■ Exercise details:
Copy every record below, exactly as written.

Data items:

>>>>

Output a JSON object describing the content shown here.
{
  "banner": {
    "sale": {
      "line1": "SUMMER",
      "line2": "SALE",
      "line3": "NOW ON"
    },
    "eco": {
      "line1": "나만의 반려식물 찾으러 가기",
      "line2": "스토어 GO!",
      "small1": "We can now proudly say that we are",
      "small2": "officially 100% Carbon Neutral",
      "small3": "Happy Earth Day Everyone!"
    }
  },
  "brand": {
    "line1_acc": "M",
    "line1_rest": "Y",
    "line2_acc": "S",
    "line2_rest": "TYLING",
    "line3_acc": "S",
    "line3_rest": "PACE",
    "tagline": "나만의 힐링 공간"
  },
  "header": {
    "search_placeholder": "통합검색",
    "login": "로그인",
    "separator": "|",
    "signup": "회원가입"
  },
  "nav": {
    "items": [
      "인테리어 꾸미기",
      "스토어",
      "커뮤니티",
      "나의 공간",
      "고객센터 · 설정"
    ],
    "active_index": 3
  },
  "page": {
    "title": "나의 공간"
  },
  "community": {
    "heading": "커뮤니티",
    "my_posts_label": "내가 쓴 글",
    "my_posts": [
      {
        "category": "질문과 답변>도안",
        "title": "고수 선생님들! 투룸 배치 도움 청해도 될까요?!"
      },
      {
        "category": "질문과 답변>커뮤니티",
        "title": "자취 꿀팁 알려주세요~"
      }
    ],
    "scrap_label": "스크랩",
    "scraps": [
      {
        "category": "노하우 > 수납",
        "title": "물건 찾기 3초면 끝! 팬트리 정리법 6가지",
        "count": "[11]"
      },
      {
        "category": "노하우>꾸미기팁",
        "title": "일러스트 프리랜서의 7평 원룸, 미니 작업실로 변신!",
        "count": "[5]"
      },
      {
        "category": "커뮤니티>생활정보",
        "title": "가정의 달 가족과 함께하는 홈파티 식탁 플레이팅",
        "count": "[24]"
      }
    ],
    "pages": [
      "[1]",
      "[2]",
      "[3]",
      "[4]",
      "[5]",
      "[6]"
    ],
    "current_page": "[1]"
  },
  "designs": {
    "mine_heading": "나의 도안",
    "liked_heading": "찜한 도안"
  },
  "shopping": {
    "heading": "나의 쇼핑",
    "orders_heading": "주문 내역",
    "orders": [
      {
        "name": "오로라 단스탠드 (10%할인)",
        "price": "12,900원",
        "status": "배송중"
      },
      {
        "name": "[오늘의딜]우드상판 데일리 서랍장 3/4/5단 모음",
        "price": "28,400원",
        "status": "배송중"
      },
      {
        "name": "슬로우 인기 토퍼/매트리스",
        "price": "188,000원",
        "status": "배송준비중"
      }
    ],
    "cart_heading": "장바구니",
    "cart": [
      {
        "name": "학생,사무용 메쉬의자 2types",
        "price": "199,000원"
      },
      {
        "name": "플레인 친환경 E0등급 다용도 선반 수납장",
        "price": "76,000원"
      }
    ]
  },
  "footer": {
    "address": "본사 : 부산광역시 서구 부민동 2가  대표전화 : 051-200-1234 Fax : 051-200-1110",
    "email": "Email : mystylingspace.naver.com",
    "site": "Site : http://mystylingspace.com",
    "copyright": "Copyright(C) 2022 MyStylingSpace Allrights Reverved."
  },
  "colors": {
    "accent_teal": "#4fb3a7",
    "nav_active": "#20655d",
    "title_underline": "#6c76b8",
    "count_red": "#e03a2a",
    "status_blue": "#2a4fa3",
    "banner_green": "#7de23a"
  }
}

<<<<

■ The completed task:
Output a JSON object describing the content shown here.
{
  "banner": {
    "sale": {
      "line1": "SUMMER",
      "line2": "SALE",
      "line3": "NOW ON"
    },
    "eco": {
      "line1": "나만의 반려식물 찾으러 가기",
      "line2": "스토어 GO!",
      "small1": "We can now proudly say that we are",
      "small2": "officially 100% Carbon Neutral",
      "small3": "Happy Earth Day Everyone!"
    }
  },
  "brand": {
    "line1_acc": "M",
    "line1_rest": "Y",
    "line2_acc": "S",
    "line2_rest": "TYLING",
    "line3_acc": "S",
    "line3_rest": "PACE",
    "tagline": "나만의 힐링 공간"
  },
  "header": {
    "search_placeholder": "통합검색",
    "login": "로그인",
    "separator": "|",
    "signup": "회원가입"
  },
  "nav": {
    "items": [
      "인테리어 꾸미기",
      "스토어",
      "커뮤니티",
      "나의 공간",
      "고객센터 · 설정"
    ],
    "active_index": 3
  },
  "page": {
    "title": "나의 공간"
  },
  "community": {
    "heading": "커뮤니티",
    "my_posts_label": "내가 쓴 글",
    "my_posts": [
      {
        "category": "질문과 답변>도안",
        "title": "고수 선생님들! 투룸 배치 도움 청해도 될까요?!"
      },
      {
        "category": "질문과 답변>커뮤니티",
        "title": "자취 꿀팁 알려주세요~"
      }
    ],
    "scrap_label": "스크랩",
    "scraps": [
      {
        "category": "노하우 > 수납",
        "title": "물건 찾기 3초면 끝! 팬트리 정리법 6가지",
        "count": "[11]"
      },
      {
        "category": "노하우>꾸미기팁",
        "title": "일러스트 프리랜서의 7평 원룸, 미니 작업실로 변신!",
        "count": "[5]"
      },
      {
        "category": "커뮤니티>생활정보",
        "title": "가정의 달 가족과 함께하는 홈파티 식탁 플레이팅",
        "count": "[24]"
      }
    ],
    "pages": [
      "[1]",
      "[2]",
      "[3]",
      "[4]",
      "[5]",
      "[6]"
    ],
    "current_page": "[1]"
  },
  "designs": {
    "mine_heading": "나의 도안",
    "liked_heading": "찜한 도안"
  },
  "shopping": {
    "heading": "나의 쇼핑",
    "orders_heading": "주문 내역",
    "orders": [
      {
        "name": "오로라 단스탠드 (10%할인)",
        "price": "12,900원",
        "status": "배송중"
      },
      {
        "name": "[오늘의딜]우드상판 데일리 서랍장 3/4/5단 모음",
        "price": "28,400원",
        "status": "배송중"
      },
      {
        "name": "슬로우 인기 토퍼/매트리스",
        "price": "188,000원",
        "status": "배송준비중"
      }
    ],
    "cart_heading": "장바구니",
    "cart": [
      {
        "name": "학생,사무용 메쉬의자 2types",
        "price": "199,000원"
      },
      {
        "name": "플레인 친환경 E0등급 다용도 선반 수납장",
        "price": "76,000원"
      }
    ]
  },
  "footer": {
    "address": "본사 : 부산광역시 서구 부민동 2가  대표전화 : 051-200-1234 Fax : 051-200-1110",
    "email": "Email : mystylingspace.naver.com",
    "site": "Site : http://mystylingspace.com",
    "copyright": "Copyright(C) 2022 MyStylingSpace Allrights Reverved."
  },
  "colors": {
    "accent_teal": "#4fb3a7",
    "nav_active": "#20655d",
    "title_underline": "#6c76b8",
    "count_red": "#e03a2a",
    "status_blue": "#2a4fa3",
    "banner_green": "#7de23a"
  }
}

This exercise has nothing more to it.